[Structured figure records]

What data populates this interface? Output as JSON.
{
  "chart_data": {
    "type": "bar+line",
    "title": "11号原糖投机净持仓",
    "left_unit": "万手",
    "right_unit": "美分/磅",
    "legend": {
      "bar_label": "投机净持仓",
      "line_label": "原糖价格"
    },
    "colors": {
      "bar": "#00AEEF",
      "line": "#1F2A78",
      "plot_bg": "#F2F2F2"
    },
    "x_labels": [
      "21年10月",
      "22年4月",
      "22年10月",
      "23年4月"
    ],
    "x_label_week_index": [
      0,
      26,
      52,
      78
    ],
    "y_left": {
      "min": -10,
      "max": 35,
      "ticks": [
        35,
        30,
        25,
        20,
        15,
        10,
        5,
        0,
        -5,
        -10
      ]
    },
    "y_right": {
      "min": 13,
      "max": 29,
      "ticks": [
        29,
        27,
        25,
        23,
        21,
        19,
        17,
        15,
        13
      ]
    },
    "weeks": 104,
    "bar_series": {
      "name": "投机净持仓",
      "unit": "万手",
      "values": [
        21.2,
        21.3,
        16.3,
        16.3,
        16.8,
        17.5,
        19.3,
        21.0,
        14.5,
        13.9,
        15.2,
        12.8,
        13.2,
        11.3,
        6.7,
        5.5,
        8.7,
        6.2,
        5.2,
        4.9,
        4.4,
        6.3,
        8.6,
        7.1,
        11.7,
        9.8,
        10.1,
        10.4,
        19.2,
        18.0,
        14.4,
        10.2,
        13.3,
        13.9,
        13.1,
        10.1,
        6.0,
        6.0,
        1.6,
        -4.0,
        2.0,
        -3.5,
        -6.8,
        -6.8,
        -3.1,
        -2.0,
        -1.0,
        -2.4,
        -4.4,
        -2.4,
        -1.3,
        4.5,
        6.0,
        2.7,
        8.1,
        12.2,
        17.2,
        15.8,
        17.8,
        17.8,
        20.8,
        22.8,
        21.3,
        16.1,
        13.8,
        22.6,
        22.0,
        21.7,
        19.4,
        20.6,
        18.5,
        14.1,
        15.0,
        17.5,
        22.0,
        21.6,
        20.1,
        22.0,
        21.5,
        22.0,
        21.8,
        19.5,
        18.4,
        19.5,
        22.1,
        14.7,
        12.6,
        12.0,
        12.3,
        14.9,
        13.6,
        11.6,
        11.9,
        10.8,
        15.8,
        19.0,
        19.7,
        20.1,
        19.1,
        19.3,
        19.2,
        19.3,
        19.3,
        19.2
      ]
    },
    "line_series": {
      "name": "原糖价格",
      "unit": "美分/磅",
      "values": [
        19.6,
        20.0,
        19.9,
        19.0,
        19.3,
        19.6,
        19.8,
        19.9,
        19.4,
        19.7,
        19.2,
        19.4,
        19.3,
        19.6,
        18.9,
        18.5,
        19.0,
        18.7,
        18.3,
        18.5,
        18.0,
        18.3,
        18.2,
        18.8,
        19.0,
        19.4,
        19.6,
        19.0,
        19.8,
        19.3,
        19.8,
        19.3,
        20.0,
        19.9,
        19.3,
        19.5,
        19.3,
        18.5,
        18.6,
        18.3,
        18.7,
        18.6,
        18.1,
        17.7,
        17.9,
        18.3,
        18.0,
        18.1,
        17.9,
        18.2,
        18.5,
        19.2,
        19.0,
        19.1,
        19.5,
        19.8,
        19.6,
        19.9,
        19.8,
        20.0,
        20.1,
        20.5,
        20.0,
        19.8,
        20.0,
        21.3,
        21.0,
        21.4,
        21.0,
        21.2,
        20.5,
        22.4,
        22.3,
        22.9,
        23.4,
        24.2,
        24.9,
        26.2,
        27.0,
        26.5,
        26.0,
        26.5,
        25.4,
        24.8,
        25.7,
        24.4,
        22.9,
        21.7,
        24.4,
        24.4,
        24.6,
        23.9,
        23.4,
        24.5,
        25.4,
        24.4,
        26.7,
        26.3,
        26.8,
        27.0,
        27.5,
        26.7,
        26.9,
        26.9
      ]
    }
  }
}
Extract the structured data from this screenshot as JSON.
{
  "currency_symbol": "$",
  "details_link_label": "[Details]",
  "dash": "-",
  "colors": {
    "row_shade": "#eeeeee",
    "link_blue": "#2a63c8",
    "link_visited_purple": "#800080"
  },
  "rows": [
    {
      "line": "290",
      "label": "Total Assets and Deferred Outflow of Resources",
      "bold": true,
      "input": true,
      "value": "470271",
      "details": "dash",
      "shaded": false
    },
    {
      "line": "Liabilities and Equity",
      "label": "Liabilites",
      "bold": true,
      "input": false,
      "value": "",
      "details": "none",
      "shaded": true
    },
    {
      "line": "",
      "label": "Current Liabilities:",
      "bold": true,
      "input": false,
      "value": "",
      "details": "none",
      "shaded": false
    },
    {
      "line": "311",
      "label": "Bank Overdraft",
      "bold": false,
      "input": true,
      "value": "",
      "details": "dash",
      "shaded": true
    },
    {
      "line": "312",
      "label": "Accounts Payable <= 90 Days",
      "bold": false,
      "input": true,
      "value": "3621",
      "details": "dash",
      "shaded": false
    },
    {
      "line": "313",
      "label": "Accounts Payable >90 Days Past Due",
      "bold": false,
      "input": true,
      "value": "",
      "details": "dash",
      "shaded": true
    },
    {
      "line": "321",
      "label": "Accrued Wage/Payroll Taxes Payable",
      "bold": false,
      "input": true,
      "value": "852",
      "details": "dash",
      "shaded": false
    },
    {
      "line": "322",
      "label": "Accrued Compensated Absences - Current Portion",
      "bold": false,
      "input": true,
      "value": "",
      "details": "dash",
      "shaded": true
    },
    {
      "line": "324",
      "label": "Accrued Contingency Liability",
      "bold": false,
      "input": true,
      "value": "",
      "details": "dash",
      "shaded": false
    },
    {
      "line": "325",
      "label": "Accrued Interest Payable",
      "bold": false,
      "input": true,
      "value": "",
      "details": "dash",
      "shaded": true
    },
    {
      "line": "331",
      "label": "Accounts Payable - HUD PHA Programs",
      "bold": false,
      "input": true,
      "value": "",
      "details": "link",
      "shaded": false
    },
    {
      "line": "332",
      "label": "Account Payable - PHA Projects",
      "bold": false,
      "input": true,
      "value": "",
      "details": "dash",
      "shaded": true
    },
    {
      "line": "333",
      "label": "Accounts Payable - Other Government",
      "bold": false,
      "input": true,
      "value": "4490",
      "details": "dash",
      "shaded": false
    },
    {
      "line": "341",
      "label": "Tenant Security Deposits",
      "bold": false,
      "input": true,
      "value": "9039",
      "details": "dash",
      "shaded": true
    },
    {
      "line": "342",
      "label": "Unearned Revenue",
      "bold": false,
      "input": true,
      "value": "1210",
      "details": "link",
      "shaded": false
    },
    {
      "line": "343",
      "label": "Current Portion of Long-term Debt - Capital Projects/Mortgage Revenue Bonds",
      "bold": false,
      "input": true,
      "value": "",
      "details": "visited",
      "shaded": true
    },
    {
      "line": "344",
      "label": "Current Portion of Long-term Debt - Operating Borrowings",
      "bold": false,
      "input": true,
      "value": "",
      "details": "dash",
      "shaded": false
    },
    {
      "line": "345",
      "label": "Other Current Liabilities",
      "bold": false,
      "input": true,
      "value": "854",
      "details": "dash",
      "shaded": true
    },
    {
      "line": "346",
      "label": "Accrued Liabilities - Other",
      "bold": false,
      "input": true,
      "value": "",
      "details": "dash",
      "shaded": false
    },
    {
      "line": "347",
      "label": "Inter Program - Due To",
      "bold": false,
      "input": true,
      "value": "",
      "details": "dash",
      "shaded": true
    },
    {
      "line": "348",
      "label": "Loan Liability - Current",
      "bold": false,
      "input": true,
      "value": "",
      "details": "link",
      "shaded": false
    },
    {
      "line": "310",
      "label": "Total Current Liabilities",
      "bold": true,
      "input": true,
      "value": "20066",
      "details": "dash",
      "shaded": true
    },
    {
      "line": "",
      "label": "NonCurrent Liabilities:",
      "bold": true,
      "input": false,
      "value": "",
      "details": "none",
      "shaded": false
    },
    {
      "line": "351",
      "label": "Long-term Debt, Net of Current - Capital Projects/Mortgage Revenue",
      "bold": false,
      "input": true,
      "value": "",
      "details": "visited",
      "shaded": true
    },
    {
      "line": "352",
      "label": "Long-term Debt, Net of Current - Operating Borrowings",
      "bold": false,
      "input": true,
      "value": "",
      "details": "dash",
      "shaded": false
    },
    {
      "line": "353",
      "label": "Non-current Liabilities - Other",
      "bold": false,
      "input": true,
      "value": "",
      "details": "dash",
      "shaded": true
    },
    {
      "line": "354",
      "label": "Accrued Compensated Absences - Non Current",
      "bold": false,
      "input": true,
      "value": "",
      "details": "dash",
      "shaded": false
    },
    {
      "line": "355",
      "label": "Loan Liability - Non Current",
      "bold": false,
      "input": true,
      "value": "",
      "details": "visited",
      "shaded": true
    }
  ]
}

*STATED TASK*
Copy each line above where the string "Payable" occurs.

*FINISHED ANSWER*
      "label": "Accounts Payable <= 90 Days",
      "label": "Accounts Payable >90 Days Past Due",
      "label": "Accrued Wage/Payroll Taxes Payable",
      "label": "Accrued Interest Payable",
      "label": "Accounts Payable - HUD PHA Programs",
      "label": "Account Payable - PHA Projects",
      "label": "Accounts Payable - Other Government",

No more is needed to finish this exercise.